## DATA FOR THIS TASK:
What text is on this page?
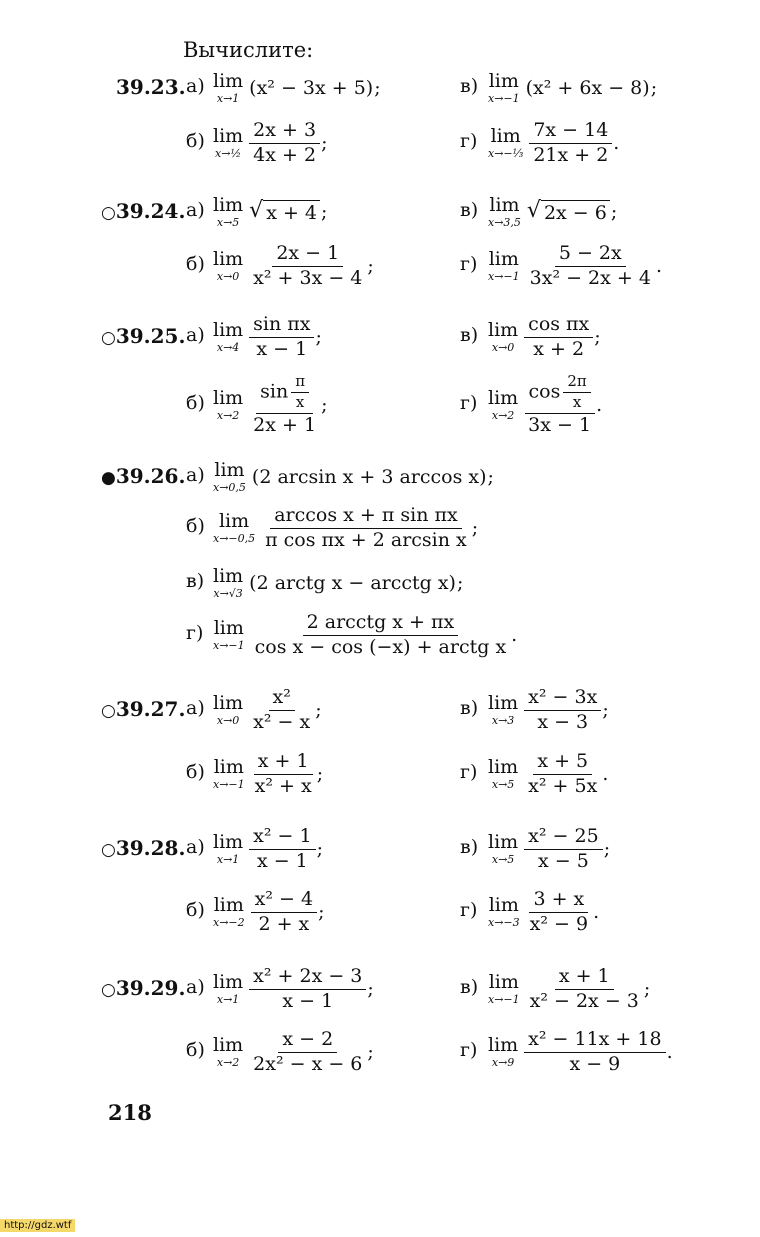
Вычислите:
39.23. а) lim
x→1 (x² − 3x + 5) ;
б) lim
x→½ $\frac{2x + 3}{4x + 2}$ ;
в) lim
x→−1 (x² + 6x − 8) ;
г) lim
x→−⅓ $\frac{7x - 14}{21x + 2}$ .
○39.24. а) lim
x→5 √ x + 4 ;
б) lim
$x\to 0 \frac{2x - 1}{\text{x² + 3x − 4}}$ ;
в) lim
x→3,5 √ 2x − 6 ;
г) lim
$x\to-1 \frac{5 - 2x}{\text{3x² − 2x + 4}}$ .
○39.25. а) lim
$x\to 4 \frac{\text{sin πx}}{x - 1}$ ;
б) lim
$x\to 2 \frac{\sin \frac{\pi}{x}}{2x + 1}$ ;
в) lim
$x\to 0 \frac{\text{cos πx}}{x + 2}$ ;
г) lim
$x\to 2 \frac{\cos \frac{2\pi}{x}}{3x - 1}$ .
●39.26. а) lim
x→0,5 (2 arcsin x + 3 arccos x) ;
б) lim
$x\to-0,5 \frac{\text{arccos x + π sin πx}}{\text{π cos πx + 2 arcsin x}}$ ;
в) lim
x→√3 (2 arctg x − arcctg x) ;
г) lim
x→−1
2 arcctg x + πx
cos x − cos (−x) + arctg x
.
○39.27. а) lim
$x\to 0 \frac{\text{x²}}{\text{x² − x}}$ ;
б) lim
$x\to-1 \frac{x + 1}{\text{x² + x}}$ ;
в) lim
$x\to 3 \frac{\text{x² − 3x}}{x - 3}$ ;
г) lim
$x\to 5 \frac{x + 5}{\text{x² + 5x}}$ .
○39.28. а) lim
$x\to 1 \frac{\text{x² − 1}}{x - 1}$ ;
б) lim
$x\to-2 \frac{\text{x² − 4}}{2 + x}$ ;
в) lim
$x\to 5 \frac{\text{x² − 25}}{x - 5}$ ;
г) lim
$x\to-3 \frac{3 + x}{\text{x² − 9}}$ .
○39.29. а) lim
$x\to 1 \frac{\text{x² + 2x − 3}}{x - 1}$ ;
б) lim
$x\to 2 \frac{x - 2}{\text{2x² − x − 6}}$ ;
в) lim
$x\to-1 \frac{x + 1}{\text{x² − 2x − 3}}$ ;
г) lim
$x\to 9 \frac{\text{x² − 11x + 18}}{x - 9}$ .
218
http://gdz.wtf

## WHAT TO DO:
Return the material exactly as given, apart from the pictures.

## RIGHT ANSWER:
What text is on this page?
Вычислите:
39.23. а) lim
x→1 (x² − 3x + 5) ;
б) lim
x→½ $\frac{2x + 3}{4x + 2}$ ;
в) lim
x→−1 (x² + 6x − 8) ;
г) lim
x→−⅓ $\frac{7x - 14}{21x + 2}$ .
○39.24. а) lim
x→5 √ x + 4 ;
б) lim
$x\to 0 \frac{2x - 1}{\text{x² + 3x − 4}}$ ;
в) lim
x→3,5 √ 2x − 6 ;
г) lim
$x\to-1 \frac{5 - 2x}{\text{3x² − 2x + 4}}$ .
○39.25. а) lim
$x\to 4 \frac{\text{sin πx}}{x - 1}$ ;
б) lim
$x\to 2 \frac{\sin \frac{\pi}{x}}{2x + 1}$ ;
в) lim
$x\to 0 \frac{\text{cos πx}}{x + 2}$ ;
г) lim
$x\to 2 \frac{\cos \frac{2\pi}{x}}{3x - 1}$ .
●39.26. а) lim
x→0,5 (2 arcsin x + 3 arccos x) ;
б) lim
$x\to-0,5 \frac{\text{arccos x + π sin πx}}{\text{π cos πx + 2 arcsin x}}$ ;
в) lim
x→√3 (2 arctg x − arcctg x) ;
г) lim
x→−1
2 arcctg x + πx
cos x − cos (−x) + arctg x
.
○39.27. а) lim
$x\to 0 \frac{\text{x²}}{\text{x² − x}}$ ;
б) lim
$x\to-1 \frac{x + 1}{\text{x² + x}}$ ;
в) lim
$x\to 3 \frac{\text{x² − 3x}}{x - 3}$ ;
г) lim
$x\to 5 \frac{x + 5}{\text{x² + 5x}}$ .
○39.28. а) lim
$x\to 1 \frac{\text{x² − 1}}{x - 1}$ ;
б) lim
$x\to-2 \frac{\text{x² − 4}}{2 + x}$ ;
в) lim
$x\to 5 \frac{\text{x² − 25}}{x - 5}$ ;
г) lim
$x\to-3 \frac{3 + x}{\text{x² − 9}}$ .
○39.29. а) lim
$x\to 1 \frac{\text{x² + 2x − 3}}{x - 1}$ ;
б) lim
$x\to 2 \frac{x - 2}{\text{2x² − x − 6}}$ ;
в) lim
$x\to-1 \frac{x + 1}{\text{x² − 2x − 3}}$ ;
г) lim
$x\to 9 \frac{\text{x² − 11x + 18}}{x - 9}$ .
218
http://gdz.wtf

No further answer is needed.